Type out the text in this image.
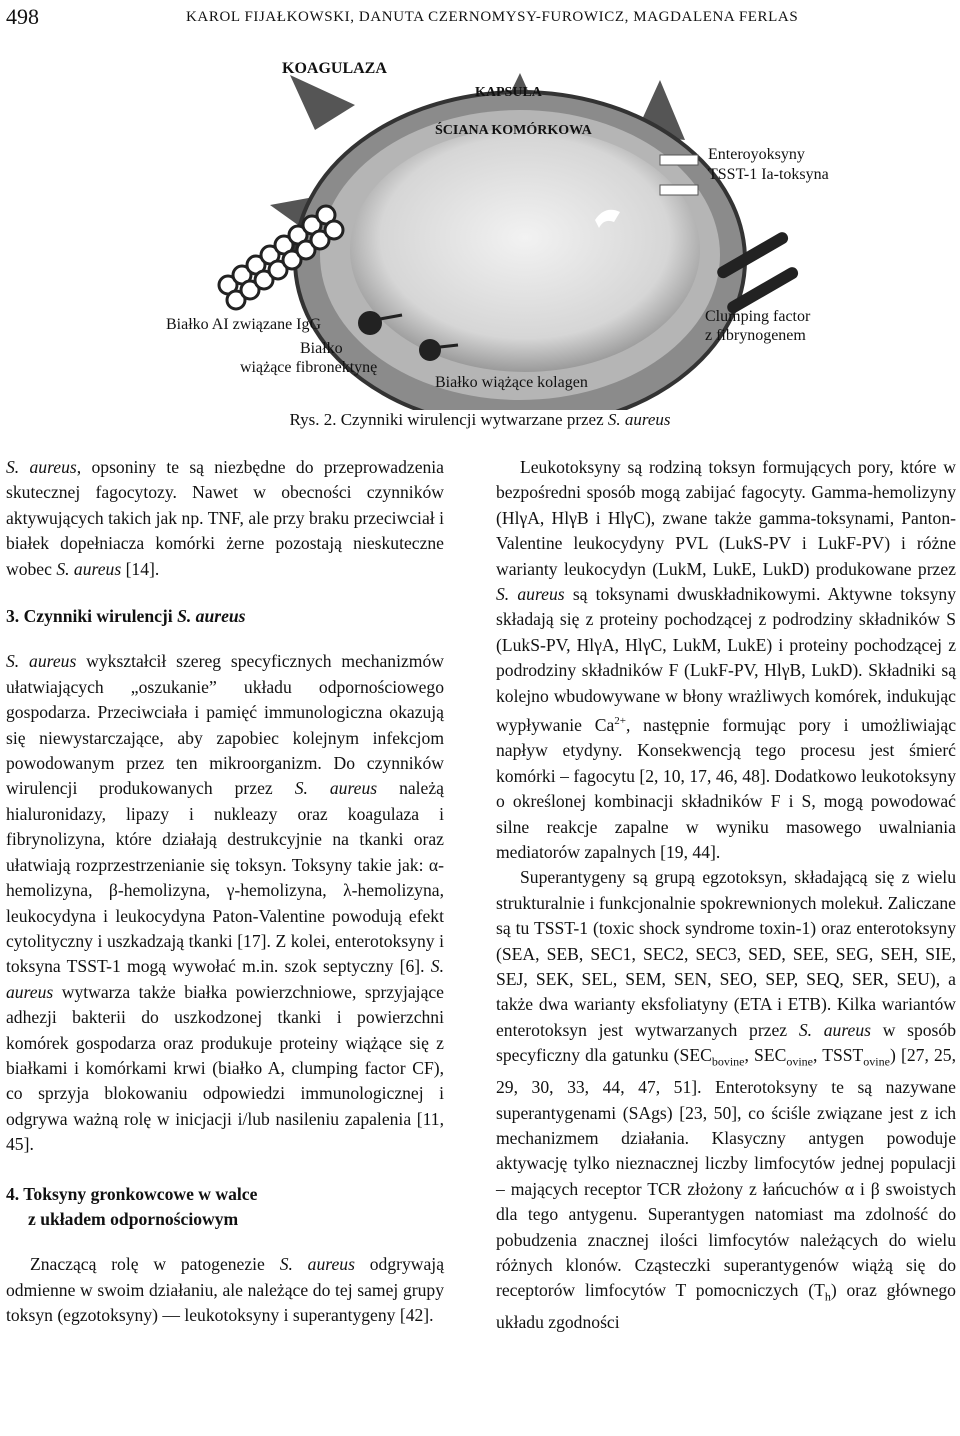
498	KAROL FIJAŁKOWSKI, DANUTA CZERNOMYSY-FUROWICZ, MAGDALENA FERLAS
KOAGULAZA
KAPSULA
ŚCIANA KOMÓRKOWA
Enteroyoksyny
TSST-1 Ia-toksyna
Clumping factor
z fibrynogenem
Białko AI związane IgG
Białko
wiążące fibronektynę
Białko wiążące kolagen
Rys. 2. Czynniki wirulencji wytwarzane przez S. aureus

S. aureus, opsoniny te są niezbędne do przeprowadzenia skutecznej fagocytozy. Nawet w obecności czynników aktywujących takich jak np. TNF, ale przy braku przeciwciał i białek dopełniacza komórki żerne pozostają nieskuteczne wobec S. aureus [14].

3. Czynniki wirulencji S. aureus

S. aureus wykształcił szereg specyficznych mechanizmów ułatwiających „oszukanie” układu odpornościowego gospodarza. Przeciwciała i pamięć immunologiczna okazują się niewystarczające, aby zapobiec kolejnym infekcjom powodowanym przez ten mikroorganizm. Do czynników wirulencji produkowanych przez S. aureus należą hialuronidazy, lipazy i nukleazy oraz koagulaza i fibrynolizyna, które działają destrukcyjnie na tkanki oraz ułatwiają rozprzestrzenianie się toksyn. Toksyny takie jak: α-hemolizyna, β-hemolizyna, γ-hemolizyna, λ-hemolizyna, leukocydyna i leukocydyna Paton-Valentine powodują efekt cytolityczny i uszkadzają tkanki [17]. Z kolei, enterotoksyny i toksyna TSST-1 mogą wywołać m.in. szok septyczny [6]. S. aureus wytwarza także białka powierzchniowe, sprzyjające adhezji bakterii do uszkodzonej tkanki i powierzchni komórek gospodarza oraz produkuje proteiny wiążące się z białkami i komórkami krwi (białko A, clumping factor CF), co sprzyja blokowaniu odpowiedzi immunologicznej i odgrywa ważną rolę w inicjacji i/lub nasileniu zapalenia [11, 45].

4. Toksyny gronkowcowe w walce
z układem odpornościowym

Znaczącą rolę w patogenezie S. aureus odgrywają odmienne w swoim działaniu, ale należące do tej samej grupy toksyn (egzotoksyny) — leukotoksyny i superantygeny [42].

Leukotoksyny są rodziną toksyn formujących pory, które w bezpośredni sposób mogą zabijać fagocyty. Gamma-hemolizyny (HlγA, HlγB i HlγC), zwane także gamma-toksynami, Panton-Valentine leukocydyny PVL (LukS-PV i LukF-PV) i różne warianty leukocydyn (LukM, LukE, LukD) produkowane przez S. aureus są toksynami dwuskładnikowymi. Aktywne toksyny składają się z proteiny pochodzącej z podrodziny składników S (LukS-PV, HlγA, HlγC, LukM, LukE) i proteiny pochodzącej z podrodziny składników F (LukF-PV, HlγB, LukD). Składniki są kolejno wbudowywane w błony wrażliwych komórek, indukując wypływanie $Ca^{2+}$, następnie formując pory i umożliwiając napływ etydyny. Konsekwencją tego procesu jest śmierć komórki – fagocytu [2, 10, 17, 46, 48]. Dodatkowo leukotoksyny o określonej kombinacji składników F i S, mogą powodować silne reakcje zapalne w wyniku masowego uwalniania mediatorów zapalnych [19, 44].

Superantygeny są grupą egzotoksyn, składającą się z wielu strukturalnie i funkcjonalnie spokrewnionych molekuł. Zaliczane są tu TSST-1 (toxic shock syndrome toxin-1) oraz enterotoksyny (SEA, SEB, SEC1, SEC2, SEC3, SED, SEE, SEG, SEH, SIE, SEJ, SEK, SEL, SEM, SEN, SEO, SEP, SEQ, SER, SEU), a także dwa warianty eksfoliatyny (ETA i ETB). Kilka wariantów enterotoksyn jest wytwarzanych przez S. aureus w sposób specyficzny dla gatunku ($SEC_{bovine}$, $SEC_{ovine}$, $TSST_{ovine}$) [27, 25, 29, 30, 33, 44, 47, 51]. Enterotoksyny te są nazywane superantygenami (SAgs) [23, 50], co ściśle związane jest z ich mechanizmem działania. Klasyczny antygen powoduje aktywację tylko nieznacznej liczby limfocytów jednej populacji – mających receptor TCR złożony z łańcuchów α i β swoistych dla tego antygenu. Superantygen natomiast ma zdolność do pobudzenia znacznej ilości limfocytów należących do wielu różnych klonów. Cząsteczki superantygenów wiążą się do receptorów limfocytów T pomocniczych $(T_h)$ oraz głównego układu zgodności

* _TASK INSTRUCTIONS_
Line by line, write out the data above exactly, without the pictures.

* _ANSWER TO THE PROBLEM_
Type out the text in this image.
498	KAROL FIJAŁKOWSKI, DANUTA CZERNOMYSY-FUROWICZ, MAGDALENA FERLAS
KOAGULAZA
KAPSULA
ŚCIANA KOMÓRKOWA
Enteroyoksyny
TSST-1 Ia-toksyna
Clumping factor
z fibrynogenem
Białko AI związane IgG
Białko
wiążące fibronektynę
Białko wiążące kolagen
Rys. 2. Czynniki wirulencji wytwarzane przez S. aureus

S. aureus, opsoniny te są niezbędne do przeprowadzenia skutecznej fagocytozy. Nawet w obecności czynników aktywujących takich jak np. TNF, ale przy braku przeciwciał i białek dopełniacza komórki żerne pozostają nieskuteczne wobec S. aureus [14].

3. Czynniki wirulencji S. aureus

S. aureus wykształcił szereg specyficznych mechanizmów ułatwiających „oszukanie” układu odpornościowego gospodarza. Przeciwciała i pamięć immunologiczna okazują się niewystarczające, aby zapobiec kolejnym infekcjom powodowanym przez ten mikroorganizm. Do czynników wirulencji produkowanych przez S. aureus należą hialuronidazy, lipazy i nukleazy oraz koagulaza i fibrynolizyna, które działają destrukcyjnie na tkanki oraz ułatwiają rozprzestrzenianie się toksyn. Toksyny takie jak: α-hemolizyna, β-hemolizyna, γ-hemolizyna, λ-hemolizyna, leukocydyna i leukocydyna Paton-Valentine powodują efekt cytolityczny i uszkadzają tkanki [17]. Z kolei, enterotoksyny i toksyna TSST-1 mogą wywołać m.in. szok septyczny [6]. S. aureus wytwarza także białka powierzchniowe, sprzyjające adhezji bakterii do uszkodzonej tkanki i powierzchni komórek gospodarza oraz produkuje proteiny wiążące się z białkami i komórkami krwi (białko A, clumping factor CF), co sprzyja blokowaniu odpowiedzi immunologicznej i odgrywa ważną rolę w inicjacji i/lub nasileniu zapalenia [11, 45].

4. Toksyny gronkowcowe w walce
z układem odpornościowym

Znaczącą rolę w patogenezie S. aureus odgrywają odmienne w swoim działaniu, ale należące do tej samej grupy toksyn (egzotoksyny) — leukotoksyny i superantygeny [42].

Leukotoksyny są rodziną toksyn formujących pory, które w bezpośredni sposób mogą zabijać fagocyty. Gamma-hemolizyny (HlγA, HlγB i HlγC), zwane także gamma-toksynami, Panton-Valentine leukocydyny PVL (LukS-PV i LukF-PV) i różne warianty leukocydyn (LukM, LukE, LukD) produkowane przez S. aureus są toksynami dwuskładnikowymi. Aktywne toksyny składają się z proteiny pochodzącej z podrodziny składników S (LukS-PV, HlγA, HlγC, LukM, LukE) i proteiny pochodzącej z podrodziny składników F (LukF-PV, HlγB, LukD). Składniki są kolejno wbudowywane w błony wrażliwych komórek, indukując wypływanie $Ca^{2+}$, następnie formując pory i umożliwiając napływ etydyny. Konsekwencją tego procesu jest śmierć komórki – fagocytu [2, 10, 17, 46, 48]. Dodatkowo leukotoksyny o określonej kombinacji składników F i S, mogą powodować silne reakcje zapalne w wyniku masowego uwalniania mediatorów zapalnych [19, 44].

Superantygeny są grupą egzotoksyn, składającą się z wielu strukturalnie i funkcjonalnie spokrewnionych molekuł. Zaliczane są tu TSST-1 (toxic shock syndrome toxin-1) oraz enterotoksyny (SEA, SEB, SEC1, SEC2, SEC3, SED, SEE, SEG, SEH, SIE, SEJ, SEK, SEL, SEM, SEN, SEO, SEP, SEQ, SER, SEU), a także dwa warianty eksfoliatyny (ETA i ETB). Kilka wariantów enterotoksyn jest wytwarzanych przez S. aureus w sposób specyficzny dla gatunku ($SEC_{bovine}$, $SEC_{ovine}$, $TSST_{ovine}$) [27, 25, 29, 30, 33, 44, 47, 51]. Enterotoksyny te są nazywane superantygenami (SAgs) [23, 50], co ściśle związane jest z ich mechanizmem działania. Klasyczny antygen powoduje aktywację tylko nieznacznej liczby limfocytów jednej populacji – mających receptor TCR złożony z łańcuchów α i β swoistych dla tego antygenu. Superantygen natomiast ma zdolność do pobudzenia znacznej ilości limfocytów należących do wielu różnych klonów. Cząsteczki superantygenów wiążą się do receptorów limfocytów T pomocniczych $(T_h)$ oraz głównego układu zgodności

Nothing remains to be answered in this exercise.